■ **Aim of the task**: Copy out the entries exactly, from the first line to the last.

(Stored data entries)
+ + + + + + +

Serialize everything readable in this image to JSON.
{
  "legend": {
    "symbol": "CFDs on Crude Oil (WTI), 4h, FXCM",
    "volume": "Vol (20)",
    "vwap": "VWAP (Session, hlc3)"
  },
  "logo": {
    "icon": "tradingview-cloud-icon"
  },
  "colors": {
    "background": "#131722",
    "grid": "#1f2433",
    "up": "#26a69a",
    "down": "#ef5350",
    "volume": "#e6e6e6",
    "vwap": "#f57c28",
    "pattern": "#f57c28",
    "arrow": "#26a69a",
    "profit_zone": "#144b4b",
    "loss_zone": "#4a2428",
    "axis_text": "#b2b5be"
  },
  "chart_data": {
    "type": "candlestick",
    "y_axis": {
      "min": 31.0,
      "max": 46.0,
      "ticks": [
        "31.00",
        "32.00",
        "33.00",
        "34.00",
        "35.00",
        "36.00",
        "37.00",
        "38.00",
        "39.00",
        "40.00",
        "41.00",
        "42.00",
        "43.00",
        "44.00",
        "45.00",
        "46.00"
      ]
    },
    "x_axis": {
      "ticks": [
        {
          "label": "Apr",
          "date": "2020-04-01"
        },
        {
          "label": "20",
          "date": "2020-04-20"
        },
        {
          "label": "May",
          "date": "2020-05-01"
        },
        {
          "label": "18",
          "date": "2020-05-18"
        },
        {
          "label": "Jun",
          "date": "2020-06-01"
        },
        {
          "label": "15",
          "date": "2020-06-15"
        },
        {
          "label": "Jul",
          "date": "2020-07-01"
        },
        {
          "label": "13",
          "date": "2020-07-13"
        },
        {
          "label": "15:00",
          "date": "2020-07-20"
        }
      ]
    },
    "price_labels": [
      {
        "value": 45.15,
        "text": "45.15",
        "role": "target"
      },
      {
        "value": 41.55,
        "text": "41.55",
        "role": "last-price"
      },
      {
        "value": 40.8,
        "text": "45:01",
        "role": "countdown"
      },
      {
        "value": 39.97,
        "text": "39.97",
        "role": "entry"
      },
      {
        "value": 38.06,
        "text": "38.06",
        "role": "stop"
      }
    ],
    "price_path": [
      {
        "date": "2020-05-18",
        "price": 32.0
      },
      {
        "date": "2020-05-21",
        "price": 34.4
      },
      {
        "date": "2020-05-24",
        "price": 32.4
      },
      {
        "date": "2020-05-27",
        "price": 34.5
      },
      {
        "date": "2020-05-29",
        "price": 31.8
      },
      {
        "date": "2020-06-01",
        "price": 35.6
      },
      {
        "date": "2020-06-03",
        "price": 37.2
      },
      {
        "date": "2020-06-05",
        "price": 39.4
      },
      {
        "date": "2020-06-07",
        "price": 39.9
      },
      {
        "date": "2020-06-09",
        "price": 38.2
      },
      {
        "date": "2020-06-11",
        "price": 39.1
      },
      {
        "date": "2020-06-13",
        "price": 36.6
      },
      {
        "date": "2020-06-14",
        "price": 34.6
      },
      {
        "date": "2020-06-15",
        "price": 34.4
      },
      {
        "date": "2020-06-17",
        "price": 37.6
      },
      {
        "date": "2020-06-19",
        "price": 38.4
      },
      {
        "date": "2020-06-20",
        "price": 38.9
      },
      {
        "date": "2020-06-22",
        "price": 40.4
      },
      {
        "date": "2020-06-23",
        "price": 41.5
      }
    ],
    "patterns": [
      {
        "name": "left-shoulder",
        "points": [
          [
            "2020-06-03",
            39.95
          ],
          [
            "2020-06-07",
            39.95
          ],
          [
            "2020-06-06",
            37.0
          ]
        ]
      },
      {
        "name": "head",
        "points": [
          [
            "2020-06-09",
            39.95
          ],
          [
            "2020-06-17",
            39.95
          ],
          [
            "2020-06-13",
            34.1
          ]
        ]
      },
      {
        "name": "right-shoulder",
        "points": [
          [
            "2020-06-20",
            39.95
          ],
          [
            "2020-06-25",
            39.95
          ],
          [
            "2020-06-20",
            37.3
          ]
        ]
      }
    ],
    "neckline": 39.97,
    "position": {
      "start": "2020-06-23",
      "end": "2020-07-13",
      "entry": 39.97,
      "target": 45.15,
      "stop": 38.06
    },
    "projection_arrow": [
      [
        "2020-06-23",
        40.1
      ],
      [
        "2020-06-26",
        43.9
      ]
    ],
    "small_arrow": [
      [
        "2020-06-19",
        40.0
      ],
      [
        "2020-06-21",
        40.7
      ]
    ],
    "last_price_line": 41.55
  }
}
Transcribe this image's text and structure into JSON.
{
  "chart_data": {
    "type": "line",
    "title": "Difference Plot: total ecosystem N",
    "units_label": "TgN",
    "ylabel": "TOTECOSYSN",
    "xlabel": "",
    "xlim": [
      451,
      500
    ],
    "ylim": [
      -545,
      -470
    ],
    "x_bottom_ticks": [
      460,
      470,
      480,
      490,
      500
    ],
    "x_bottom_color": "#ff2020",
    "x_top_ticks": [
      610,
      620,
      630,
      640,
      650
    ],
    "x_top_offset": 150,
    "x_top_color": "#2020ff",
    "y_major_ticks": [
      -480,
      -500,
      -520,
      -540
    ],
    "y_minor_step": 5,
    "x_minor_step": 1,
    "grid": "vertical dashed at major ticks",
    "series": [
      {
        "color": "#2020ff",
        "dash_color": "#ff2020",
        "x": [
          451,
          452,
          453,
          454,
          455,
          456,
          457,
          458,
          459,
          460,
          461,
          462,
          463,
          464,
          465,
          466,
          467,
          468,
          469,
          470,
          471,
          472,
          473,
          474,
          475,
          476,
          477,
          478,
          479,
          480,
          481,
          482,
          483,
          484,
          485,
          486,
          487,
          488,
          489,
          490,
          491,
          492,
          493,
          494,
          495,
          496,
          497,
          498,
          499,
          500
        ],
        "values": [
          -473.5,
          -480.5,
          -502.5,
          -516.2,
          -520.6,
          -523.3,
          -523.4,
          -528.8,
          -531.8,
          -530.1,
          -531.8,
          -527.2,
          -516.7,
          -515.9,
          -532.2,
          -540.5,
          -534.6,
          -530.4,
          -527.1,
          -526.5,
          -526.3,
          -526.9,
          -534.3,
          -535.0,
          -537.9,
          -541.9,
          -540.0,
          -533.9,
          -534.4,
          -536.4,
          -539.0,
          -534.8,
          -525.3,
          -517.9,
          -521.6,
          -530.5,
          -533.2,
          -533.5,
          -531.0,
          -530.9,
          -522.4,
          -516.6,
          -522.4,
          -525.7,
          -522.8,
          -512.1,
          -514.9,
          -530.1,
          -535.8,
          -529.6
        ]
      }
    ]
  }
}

+ + + + + + +

■ **Answer to the task**:
Serialize everything readable in this image to JSON.
{
  "legend": {
    "symbol": "CFDs on Crude Oil (WTI), 4h, FXCM",
    "volume": "Vol (20)",
    "vwap": "VWAP (Session, hlc3)"
  },
  "logo": {
    "icon": "tradingview-cloud-icon"
  },
  "colors": {
    "background": "#131722",
    "grid": "#1f2433",
    "up": "#26a69a",
    "down": "#ef5350",
    "volume": "#e6e6e6",
    "vwap": "#f57c28",
    "pattern": "#f57c28",
    "arrow": "#26a69a",
    "profit_zone": "#144b4b",
    "loss_zone": "#4a2428",
    "axis_text": "#b2b5be"
  },
  "chart_data": {
    "type": "candlestick",
    "y_axis": {
      "min": 31.0,
      "max": 46.0,
      "ticks": [
        "31.00",
        "32.00",
        "33.00",
        "34.00",
        "35.00",
        "36.00",
        "37.00",
        "38.00",
        "39.00",
        "40.00",
        "41.00",
        "42.00",
        "43.00",
        "44.00",
        "45.00",
        "46.00"
      ]
    },
    "x_axis": {
      "ticks": [
        {
          "label": "Apr",
          "date": "2020-04-01"
        },
        {
          "label": "20",
          "date": "2020-04-20"
        },
        {
          "label": "May",
          "date": "2020-05-01"
        },
        {
          "label": "18",
          "date": "2020-05-18"
        },
        {
          "label": "Jun",
          "date": "2020-06-01"
        },
        {
          "label": "15",
          "date": "2020-06-15"
        },
        {
          "label": "Jul",
          "date": "2020-07-01"
        },
        {
          "label": "13",
          "date": "2020-07-13"
        },
        {
          "label": "15:00",
          "date": "2020-07-20"
        }
      ]
    },
    "price_labels": [
      {
        "value": 45.15,
        "text": "45.15",
        "role": "target"
      },
      {
        "value": 41.55,
        "text": "41.55",
        "role": "last-price"
      },
      {
        "value": 40.8,
        "text": "45:01",
        "role": "countdown"
      },
      {
        "value": 39.97,
        "text": "39.97",
        "role": "entry"
      },
      {
        "value": 38.06,
        "text": "38.06",
        "role": "stop"
      }
    ],
    "price_path": [
      {
        "date": "2020-05-18",
        "price": 32.0
      },
      {
        "date": "2020-05-21",
        "price": 34.4
      },
      {
        "date": "2020-05-24",
        "price": 32.4
      },
      {
        "date": "2020-05-27",
        "price": 34.5
      },
      {
        "date": "2020-05-29",
        "price": 31.8
      },
      {
        "date": "2020-06-01",
        "price": 35.6
      },
      {
        "date": "2020-06-03",
        "price": 37.2
      },
      {
        "date": "2020-06-05",
        "price": 39.4
      },
      {
        "date": "2020-06-07",
        "price": 39.9
      },
      {
        "date": "2020-06-09",
        "price": 38.2
      },
      {
        "date": "2020-06-11",
        "price": 39.1
      },
      {
        "date": "2020-06-13",
        "price": 36.6
      },
      {
        "date": "2020-06-14",
        "price": 34.6
      },
      {
        "date": "2020-06-15",
        "price": 34.4
      },
      {
        "date": "2020-06-17",
        "price": 37.6
      },
      {
        "date": "2020-06-19",
        "price": 38.4
      },
      {
        "date": "2020-06-20",
        "price": 38.9
      },
      {
        "date": "2020-06-22",
        "price": 40.4
      },
      {
        "date": "2020-06-23",
        "price": 41.5
      }
    ],
    "patterns": [
      {
        "name": "left-shoulder",
        "points": [
          [
            "2020-06-03",
            39.95
          ],
          [
            "2020-06-07",
            39.95
          ],
          [
            "2020-06-06",
            37.0
          ]
        ]
      },
      {
        "name": "head",
        "points": [
          [
            "2020-06-09",
            39.95
          ],
          [
            "2020-06-17",
            39.95
          ],
          [
            "2020-06-13",
            34.1
          ]
        ]
      },
      {
        "name": "right-shoulder",
        "points": [
          [
            "2020-06-20",
            39.95
          ],
          [
            "2020-06-25",
            39.95
          ],
          [
            "2020-06-20",
            37.3
          ]
        ]
      }
    ],
    "neckline": 39.97,
    "position": {
      "start": "2020-06-23",
      "end": "2020-07-13",
      "entry": 39.97,
      "target": 45.15,
      "stop": 38.06
    },
    "projection_arrow": [
      [
        "2020-06-23",
        40.1
      ],
      [
        "2020-06-26",
        43.9
      ]
    ],
    "small_arrow": [
      [
        "2020-06-19",
        40.0
      ],
      [
        "2020-06-21",
        40.7
      ]
    ],
    "last_price_line": 41.55
  }
}
Transcribe this image's text and structure into JSON.
{
  "chart_data": {
    "type": "line",
    "title": "Difference Plot: total ecosystem N",
    "units_label": "TgN",
    "ylabel": "TOTECOSYSN",
    "xlabel": "",
    "xlim": [
      451,
      500
    ],
    "ylim": [
      -545,
      -470
    ],
    "x_bottom_ticks": [
      460,
      470,
      480,
      490,
      500
    ],
    "x_bottom_color": "#ff2020",
    "x_top_ticks": [
      610,
      620,
      630,
      640,
      650
    ],
    "x_top_offset": 150,
    "x_top_color": "#2020ff",
    "y_major_ticks": [
      -480,
      -500,
      -520,
      -540
    ],
    "y_minor_step": 5,
    "x_minor_step": 1,
    "grid": "vertical dashed at major ticks",
    "series": [
      {
        "color": "#2020ff",
        "dash_color": "#ff2020",
        "x": [
          451,
          452,
          453,
          454,
          455,
          456,
          457,
          458,
          459,
          460,
          461,
          462,
          463,
          464,
          465,
          466,
          467,
          468,
          469,
          470,
          471,
          472,
          473,
          474,
          475,
          476,
          477,
          478,
          479,
          480,
          481,
          482,
          483,
          484,
          485,
          486,
          487,
          488,
          489,
          490,
          491,
          492,
          493,
          494,
          495,
          496,
          497,
          498,
          499,
          500
        ],
        "values": [
          -473.5,
          -480.5,
          -502.5,
          -516.2,
          -520.6,
          -523.3,
          -523.4,
          -528.8,
          -531.8,
          -530.1,
          -531.8,
          -527.2,
          -516.7,
          -515.9,
          -532.2,
          -540.5,
          -534.6,
          -530.4,
          -527.1,
          -526.5,
          -526.3,
          -526.9,
          -534.3,
          -535.0,
          -537.9,
          -541.9,
          -540.0,
          -533.9,
          -534.4,
          -536.4,
          -539.0,
          -534.8,
          -525.3,
          -517.9,
          -521.6,
          -530.5,
          -533.2,
          -533.5,
          -531.0,
          -530.9,
          -522.4,
          -516.6,
          -522.4,
          -525.7,
          -522.8,
          -512.1,
          -514.9,
          -530.1,
          -535.8,
          -529.6
        ]
      }
    ]
  }
}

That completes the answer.